> [GIVEN RECORDS]:
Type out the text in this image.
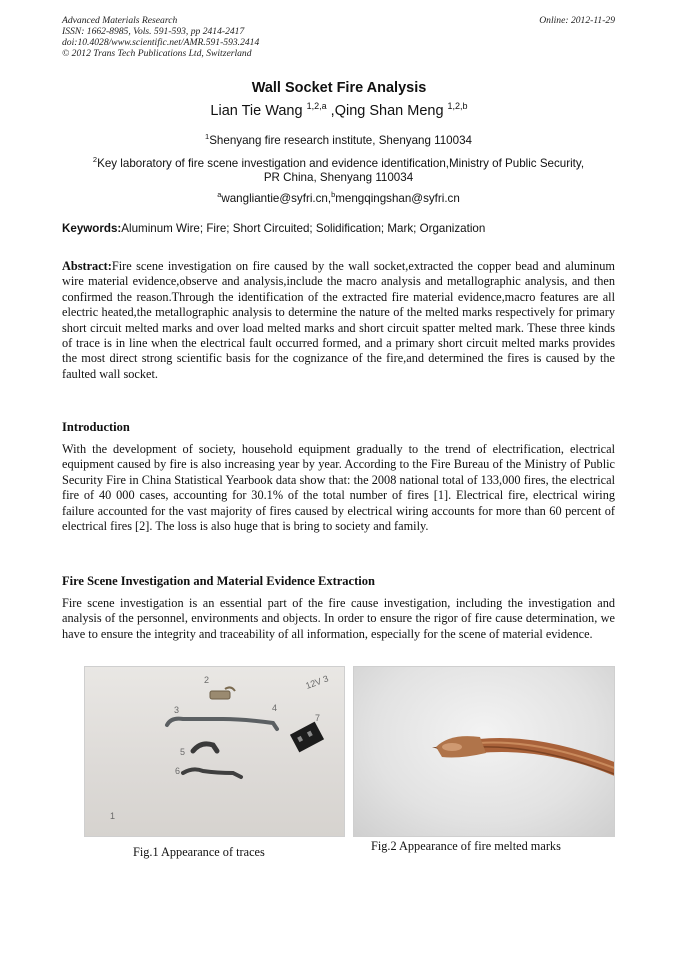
Advanced Materials Research
ISSN: 1662-8985, Vols. 591-593, pp 2414-2417
doi:10.4028/www.scientific.net/AMR.591-593.2414
© 2012 Trans Tech Publications Ltd, Switzerland
Online: 2012-11-29
Wall Socket Fire Analysis
Lian Tie Wang $^{1,2,a}$ ,Qing Shan Meng $^{1,2,b}$
$^1$Shenyang fire research institute, Shenyang 110034
$^2$Key laboratory of fire scene investigation and evidence identification,Ministry of Public Security,
PR China, Shenyang 110034
$^a$wangliantie@syfri.cn,$^b$mengqingshan@syfri.cn
Keywords:Aluminum Wire; Fire; Short Circuited; Solidification; Mark; Organization
Abstract:Fire scene investigation on fire caused by the wall socket,extracted the copper bead and aluminum wire material evidence,observe and analysis,include the macro analysis and metallographic analysis, and then confirmed the reason.Through the identification of the extracted fire material evidence,macro features are all electric heated,the metallographic analysis to determine the nature of the melted marks respectively for primary short circuit melted marks and over load melted marks and short circuit spatter melted mark. These three kinds of trace is in line when the electrical fault occurred formed, and a primary short circuit melted marks provides the most direct strong scientific basis for the cognizance of the fire,and determined the fires is caused by the faulted wall socket.
Introduction
With the development of society, household equipment gradually to the trend of electrification, electrical equipment caused by fire is also increasing year by year. According to the Fire Bureau of the Ministry of Public Security Fire in China Statistical Yearbook data show that: the 2008 national total of 133,000 fires, the electrical fire of 40 000 cases, accounting for 30.1% of the total number of fires [1]. Electrical fire, electrical wiring failure accounted for the vast majority of fires caused by electrical wiring accounts for more than 60 percent of electrical fires [2]. The loss is also huge that is bring to society and family.
Fire Scene Investigation and Material Evidence Extraction
Fire scene investigation is an essential part of the fire cause investigation, including the investigation and analysis of the personnel, environments and objects. In order to ensure the rigor of fire cause determination, we have to ensure the integrity and traceability of all information, especially for the scene of material evidence.
2
3	4
5
6
7
1
12V 3
Fig.1 Appearance of traces	Fig.2 Appearance of fire melted marks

> [YOUR INSTRUCTIONS]: Look through the entries and find each line that has the string "Ministry". Copy those lines.

> [THE RESPONSE]:
$^2$Key laboratory of fire scene investigation and evidence identification,Ministry of Public Security,
With the development of society, household equipment gradually to the trend of electrification, electrical equipment caused by fire is also increasing year by year. According to the Fire Bureau of the Ministry of Public Security Fire in China Statistical Yearbook data show that: the 2008 national total of 133,000 fires, the electrical fire of 40 000 cases, accounting for 30.1% of the total number of fires [1]. Electrical fire, electrical wiring failure accounted for the vast majority of fires caused by electrical wiring accounts for more than 60 percent of electrical fires [2]. The loss is also huge that is bring to society and family.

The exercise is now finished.